**** GIVEN DATA ****

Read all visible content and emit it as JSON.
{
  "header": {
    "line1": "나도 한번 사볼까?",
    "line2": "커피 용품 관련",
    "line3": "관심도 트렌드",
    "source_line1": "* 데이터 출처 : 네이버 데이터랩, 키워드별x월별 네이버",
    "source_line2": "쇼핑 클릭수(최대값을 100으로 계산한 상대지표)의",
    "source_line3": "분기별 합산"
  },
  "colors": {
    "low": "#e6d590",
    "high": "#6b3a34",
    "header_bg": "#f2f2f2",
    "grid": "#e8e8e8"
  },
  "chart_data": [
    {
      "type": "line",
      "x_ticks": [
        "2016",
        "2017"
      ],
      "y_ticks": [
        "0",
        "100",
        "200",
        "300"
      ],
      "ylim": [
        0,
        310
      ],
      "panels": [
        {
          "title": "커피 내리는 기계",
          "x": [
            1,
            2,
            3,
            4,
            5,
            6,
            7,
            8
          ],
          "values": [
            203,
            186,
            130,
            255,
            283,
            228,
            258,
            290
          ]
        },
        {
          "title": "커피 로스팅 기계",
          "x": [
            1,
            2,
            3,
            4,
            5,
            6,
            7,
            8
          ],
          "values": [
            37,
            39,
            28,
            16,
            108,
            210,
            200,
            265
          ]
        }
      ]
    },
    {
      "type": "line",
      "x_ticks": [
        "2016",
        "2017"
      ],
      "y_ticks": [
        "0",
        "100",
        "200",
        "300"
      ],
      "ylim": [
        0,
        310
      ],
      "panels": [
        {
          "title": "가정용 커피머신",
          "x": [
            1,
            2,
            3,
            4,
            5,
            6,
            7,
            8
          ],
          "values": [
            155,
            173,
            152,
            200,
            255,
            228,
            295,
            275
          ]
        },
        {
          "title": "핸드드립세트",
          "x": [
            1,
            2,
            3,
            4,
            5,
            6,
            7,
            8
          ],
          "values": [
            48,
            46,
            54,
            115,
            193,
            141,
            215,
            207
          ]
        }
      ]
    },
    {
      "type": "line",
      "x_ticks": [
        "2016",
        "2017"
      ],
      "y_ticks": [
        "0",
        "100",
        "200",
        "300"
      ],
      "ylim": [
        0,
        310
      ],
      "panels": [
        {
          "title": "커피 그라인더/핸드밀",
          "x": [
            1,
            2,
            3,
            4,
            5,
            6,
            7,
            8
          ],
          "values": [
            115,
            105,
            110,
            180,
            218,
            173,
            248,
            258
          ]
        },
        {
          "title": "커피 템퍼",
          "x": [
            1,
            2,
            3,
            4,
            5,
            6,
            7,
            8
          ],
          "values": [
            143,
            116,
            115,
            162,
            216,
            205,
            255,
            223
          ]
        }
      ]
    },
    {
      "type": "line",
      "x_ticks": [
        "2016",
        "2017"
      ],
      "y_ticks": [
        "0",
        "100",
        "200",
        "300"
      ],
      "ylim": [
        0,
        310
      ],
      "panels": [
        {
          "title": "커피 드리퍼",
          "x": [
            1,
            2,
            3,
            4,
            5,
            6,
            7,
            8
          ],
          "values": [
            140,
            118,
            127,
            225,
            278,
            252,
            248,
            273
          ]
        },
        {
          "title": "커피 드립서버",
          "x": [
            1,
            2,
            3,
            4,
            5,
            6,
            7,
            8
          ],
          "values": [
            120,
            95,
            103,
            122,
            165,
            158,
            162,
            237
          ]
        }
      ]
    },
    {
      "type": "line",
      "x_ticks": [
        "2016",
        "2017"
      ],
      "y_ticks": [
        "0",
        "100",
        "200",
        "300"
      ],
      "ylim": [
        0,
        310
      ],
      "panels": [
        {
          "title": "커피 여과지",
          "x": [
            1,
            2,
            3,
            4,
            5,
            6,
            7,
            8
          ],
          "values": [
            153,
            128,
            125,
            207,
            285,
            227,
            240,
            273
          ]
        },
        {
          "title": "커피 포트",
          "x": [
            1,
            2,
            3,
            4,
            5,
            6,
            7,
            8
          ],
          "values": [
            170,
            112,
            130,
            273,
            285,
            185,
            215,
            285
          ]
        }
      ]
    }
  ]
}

****

[YOUR GOAL]
Pull every line containing "title" from the material above.

[ANSWER TO THE PROBLEM]
          "title": "커피 내리는 기계",
          "title": "커피 로스팅 기계",
          "title": "가정용 커피머신",
          "title": "핸드드립세트",
          "title": "커피 그라인더/핸드밀",
          "title": "커피 템퍼",
          "title": "커피 드리퍼",
          "title": "커피 드립서버",
          "title": "커피 여과지",
          "title": "커피 포트",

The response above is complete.